Work to do:
From the records below, copy every line that contains the word "appartenant".

Supplied material:

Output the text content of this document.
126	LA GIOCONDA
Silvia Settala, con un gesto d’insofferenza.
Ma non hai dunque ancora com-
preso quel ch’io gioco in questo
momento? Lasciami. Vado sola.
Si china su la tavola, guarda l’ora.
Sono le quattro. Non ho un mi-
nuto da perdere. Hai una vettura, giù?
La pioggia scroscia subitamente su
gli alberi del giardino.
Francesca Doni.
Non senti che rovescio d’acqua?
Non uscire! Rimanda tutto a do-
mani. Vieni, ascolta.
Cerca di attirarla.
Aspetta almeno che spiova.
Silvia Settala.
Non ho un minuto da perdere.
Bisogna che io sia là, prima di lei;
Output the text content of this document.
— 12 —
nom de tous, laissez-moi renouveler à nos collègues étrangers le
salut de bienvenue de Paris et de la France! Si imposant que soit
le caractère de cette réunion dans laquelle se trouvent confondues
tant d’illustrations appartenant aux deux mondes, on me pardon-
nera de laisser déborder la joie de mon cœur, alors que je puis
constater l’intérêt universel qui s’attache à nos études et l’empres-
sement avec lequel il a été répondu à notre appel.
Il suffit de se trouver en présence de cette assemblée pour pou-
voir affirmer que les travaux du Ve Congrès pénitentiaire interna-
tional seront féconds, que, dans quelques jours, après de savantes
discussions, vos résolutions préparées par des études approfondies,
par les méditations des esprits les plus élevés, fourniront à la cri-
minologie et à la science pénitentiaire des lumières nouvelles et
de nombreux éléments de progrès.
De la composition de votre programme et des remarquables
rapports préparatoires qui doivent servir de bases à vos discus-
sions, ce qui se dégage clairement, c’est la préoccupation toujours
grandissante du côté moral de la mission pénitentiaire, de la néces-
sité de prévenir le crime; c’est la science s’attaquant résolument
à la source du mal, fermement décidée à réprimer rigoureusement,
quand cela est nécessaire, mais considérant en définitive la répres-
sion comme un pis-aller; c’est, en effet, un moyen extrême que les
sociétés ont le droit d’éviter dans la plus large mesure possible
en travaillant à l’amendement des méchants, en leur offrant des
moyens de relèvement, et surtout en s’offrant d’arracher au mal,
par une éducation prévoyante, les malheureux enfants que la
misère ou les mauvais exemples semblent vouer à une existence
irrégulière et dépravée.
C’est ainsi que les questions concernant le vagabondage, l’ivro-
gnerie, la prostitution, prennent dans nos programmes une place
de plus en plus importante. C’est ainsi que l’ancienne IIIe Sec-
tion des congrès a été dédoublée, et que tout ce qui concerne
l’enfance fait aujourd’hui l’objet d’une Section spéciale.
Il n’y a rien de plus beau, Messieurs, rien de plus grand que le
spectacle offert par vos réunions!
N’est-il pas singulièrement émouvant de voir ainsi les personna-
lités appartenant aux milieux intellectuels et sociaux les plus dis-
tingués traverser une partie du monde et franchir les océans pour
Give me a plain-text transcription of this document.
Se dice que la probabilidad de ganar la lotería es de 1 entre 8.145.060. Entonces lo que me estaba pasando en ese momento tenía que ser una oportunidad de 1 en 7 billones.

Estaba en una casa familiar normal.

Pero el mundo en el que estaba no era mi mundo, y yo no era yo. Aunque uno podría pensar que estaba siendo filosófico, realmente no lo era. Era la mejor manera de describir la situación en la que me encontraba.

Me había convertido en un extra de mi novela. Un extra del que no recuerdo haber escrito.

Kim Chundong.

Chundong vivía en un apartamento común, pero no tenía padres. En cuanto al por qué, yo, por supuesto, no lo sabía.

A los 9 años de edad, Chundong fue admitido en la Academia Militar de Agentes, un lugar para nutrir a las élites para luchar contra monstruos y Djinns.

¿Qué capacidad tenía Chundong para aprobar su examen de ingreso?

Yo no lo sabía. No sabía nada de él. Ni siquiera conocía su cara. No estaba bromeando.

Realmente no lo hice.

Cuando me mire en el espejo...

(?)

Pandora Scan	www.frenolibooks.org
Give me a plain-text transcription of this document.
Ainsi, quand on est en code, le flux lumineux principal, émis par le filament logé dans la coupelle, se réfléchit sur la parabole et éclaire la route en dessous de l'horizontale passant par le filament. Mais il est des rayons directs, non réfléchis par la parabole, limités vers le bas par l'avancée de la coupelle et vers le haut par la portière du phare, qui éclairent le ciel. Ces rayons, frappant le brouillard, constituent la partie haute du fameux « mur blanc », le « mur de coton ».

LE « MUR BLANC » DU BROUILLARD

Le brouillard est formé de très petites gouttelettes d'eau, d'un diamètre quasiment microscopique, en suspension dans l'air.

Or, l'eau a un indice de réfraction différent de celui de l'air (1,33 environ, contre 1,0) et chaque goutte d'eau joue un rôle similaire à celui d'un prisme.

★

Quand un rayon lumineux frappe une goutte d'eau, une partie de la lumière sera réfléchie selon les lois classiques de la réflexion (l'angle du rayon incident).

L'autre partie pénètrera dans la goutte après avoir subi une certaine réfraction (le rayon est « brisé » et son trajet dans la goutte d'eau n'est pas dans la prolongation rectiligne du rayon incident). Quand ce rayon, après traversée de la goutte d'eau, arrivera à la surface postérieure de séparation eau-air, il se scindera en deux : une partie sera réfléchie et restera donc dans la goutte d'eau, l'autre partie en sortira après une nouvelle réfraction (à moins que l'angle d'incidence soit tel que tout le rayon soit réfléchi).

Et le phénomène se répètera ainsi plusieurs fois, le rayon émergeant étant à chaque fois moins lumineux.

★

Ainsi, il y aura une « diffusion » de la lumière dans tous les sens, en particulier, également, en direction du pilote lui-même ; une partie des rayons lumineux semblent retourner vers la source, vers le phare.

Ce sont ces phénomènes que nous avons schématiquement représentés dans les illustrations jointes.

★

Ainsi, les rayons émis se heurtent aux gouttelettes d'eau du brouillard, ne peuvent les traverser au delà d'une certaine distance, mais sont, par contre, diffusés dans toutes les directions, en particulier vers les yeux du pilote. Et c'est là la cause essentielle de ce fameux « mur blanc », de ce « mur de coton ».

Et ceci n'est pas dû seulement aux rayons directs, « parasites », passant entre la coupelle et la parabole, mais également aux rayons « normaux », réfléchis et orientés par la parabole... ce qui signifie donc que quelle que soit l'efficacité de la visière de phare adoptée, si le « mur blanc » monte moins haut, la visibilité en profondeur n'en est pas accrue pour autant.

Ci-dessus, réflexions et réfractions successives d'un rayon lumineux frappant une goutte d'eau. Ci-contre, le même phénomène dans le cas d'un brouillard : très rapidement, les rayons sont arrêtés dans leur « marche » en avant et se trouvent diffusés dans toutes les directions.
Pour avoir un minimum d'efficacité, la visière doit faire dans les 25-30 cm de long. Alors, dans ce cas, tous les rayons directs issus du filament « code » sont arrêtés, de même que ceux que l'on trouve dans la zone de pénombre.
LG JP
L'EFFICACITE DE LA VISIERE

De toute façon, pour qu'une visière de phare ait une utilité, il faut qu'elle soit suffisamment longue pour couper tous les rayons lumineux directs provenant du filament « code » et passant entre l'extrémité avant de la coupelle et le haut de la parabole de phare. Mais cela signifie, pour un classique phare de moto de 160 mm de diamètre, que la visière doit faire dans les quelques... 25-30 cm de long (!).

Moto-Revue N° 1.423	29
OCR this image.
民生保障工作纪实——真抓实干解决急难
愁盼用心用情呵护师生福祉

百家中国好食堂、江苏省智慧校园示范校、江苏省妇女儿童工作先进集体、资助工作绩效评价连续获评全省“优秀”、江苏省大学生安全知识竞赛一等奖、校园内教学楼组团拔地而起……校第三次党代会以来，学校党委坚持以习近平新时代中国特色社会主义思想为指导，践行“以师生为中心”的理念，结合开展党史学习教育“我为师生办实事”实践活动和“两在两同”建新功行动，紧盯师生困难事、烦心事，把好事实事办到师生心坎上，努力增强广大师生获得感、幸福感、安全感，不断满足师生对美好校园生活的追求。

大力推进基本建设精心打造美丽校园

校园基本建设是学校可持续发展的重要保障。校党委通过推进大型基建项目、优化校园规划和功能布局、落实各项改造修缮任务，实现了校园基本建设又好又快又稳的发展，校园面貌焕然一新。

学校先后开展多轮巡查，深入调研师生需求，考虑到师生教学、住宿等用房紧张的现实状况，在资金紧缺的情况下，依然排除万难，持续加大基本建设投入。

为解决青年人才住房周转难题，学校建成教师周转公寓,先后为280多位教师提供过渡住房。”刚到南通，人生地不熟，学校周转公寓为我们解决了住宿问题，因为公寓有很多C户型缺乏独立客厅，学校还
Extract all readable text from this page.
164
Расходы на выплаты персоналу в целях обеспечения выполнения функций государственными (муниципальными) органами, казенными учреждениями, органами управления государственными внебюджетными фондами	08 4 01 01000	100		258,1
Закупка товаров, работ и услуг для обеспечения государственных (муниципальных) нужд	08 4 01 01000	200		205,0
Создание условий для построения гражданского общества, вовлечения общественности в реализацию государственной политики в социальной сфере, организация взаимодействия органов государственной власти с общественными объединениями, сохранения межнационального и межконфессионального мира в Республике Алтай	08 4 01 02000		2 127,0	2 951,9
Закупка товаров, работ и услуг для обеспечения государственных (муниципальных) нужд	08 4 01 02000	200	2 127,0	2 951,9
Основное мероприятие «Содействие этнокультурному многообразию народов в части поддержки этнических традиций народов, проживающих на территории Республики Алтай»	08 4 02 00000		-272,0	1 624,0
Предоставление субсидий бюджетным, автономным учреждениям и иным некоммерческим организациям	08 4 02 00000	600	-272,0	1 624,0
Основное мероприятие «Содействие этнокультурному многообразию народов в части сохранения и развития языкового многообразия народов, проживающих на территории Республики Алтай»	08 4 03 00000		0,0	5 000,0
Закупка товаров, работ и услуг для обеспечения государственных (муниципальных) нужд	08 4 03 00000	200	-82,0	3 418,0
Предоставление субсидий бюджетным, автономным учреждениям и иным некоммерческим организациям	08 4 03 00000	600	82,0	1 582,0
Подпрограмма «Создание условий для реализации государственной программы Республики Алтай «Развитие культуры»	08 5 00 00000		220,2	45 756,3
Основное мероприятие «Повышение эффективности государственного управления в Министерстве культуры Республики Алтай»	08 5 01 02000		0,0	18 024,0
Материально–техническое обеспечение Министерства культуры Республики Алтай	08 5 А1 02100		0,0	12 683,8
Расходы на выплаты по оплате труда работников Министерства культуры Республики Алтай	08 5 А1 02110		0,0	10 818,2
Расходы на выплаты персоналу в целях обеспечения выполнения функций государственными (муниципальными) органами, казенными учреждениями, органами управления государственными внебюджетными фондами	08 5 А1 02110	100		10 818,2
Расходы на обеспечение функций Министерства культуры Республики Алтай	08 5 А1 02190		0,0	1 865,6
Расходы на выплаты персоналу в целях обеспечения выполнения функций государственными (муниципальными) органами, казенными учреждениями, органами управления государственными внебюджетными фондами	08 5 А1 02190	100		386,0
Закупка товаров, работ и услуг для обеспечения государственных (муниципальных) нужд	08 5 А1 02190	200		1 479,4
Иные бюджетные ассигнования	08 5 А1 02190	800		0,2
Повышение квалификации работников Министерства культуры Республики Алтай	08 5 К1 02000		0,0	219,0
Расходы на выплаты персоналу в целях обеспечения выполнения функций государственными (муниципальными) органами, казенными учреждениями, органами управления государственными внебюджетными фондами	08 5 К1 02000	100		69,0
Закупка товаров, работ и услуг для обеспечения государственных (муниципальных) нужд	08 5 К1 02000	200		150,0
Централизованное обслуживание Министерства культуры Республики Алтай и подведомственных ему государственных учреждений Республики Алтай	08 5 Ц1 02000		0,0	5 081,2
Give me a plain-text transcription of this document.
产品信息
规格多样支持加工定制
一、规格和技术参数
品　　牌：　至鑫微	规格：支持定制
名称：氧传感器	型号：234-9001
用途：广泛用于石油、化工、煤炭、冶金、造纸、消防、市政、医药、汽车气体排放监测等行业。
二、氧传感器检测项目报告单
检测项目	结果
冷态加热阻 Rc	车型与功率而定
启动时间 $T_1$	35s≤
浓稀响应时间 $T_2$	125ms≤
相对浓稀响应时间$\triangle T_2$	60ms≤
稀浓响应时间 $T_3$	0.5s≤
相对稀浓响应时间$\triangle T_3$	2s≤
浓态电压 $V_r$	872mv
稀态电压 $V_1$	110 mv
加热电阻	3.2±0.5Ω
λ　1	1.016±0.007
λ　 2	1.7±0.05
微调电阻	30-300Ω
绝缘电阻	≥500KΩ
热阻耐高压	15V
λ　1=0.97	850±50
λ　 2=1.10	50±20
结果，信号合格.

Result of this task:
tant d’illustrations appartenant aux deux mondes, on me pardon-
lités appartenant aux milieux intellectuels et sociaux les plus dis-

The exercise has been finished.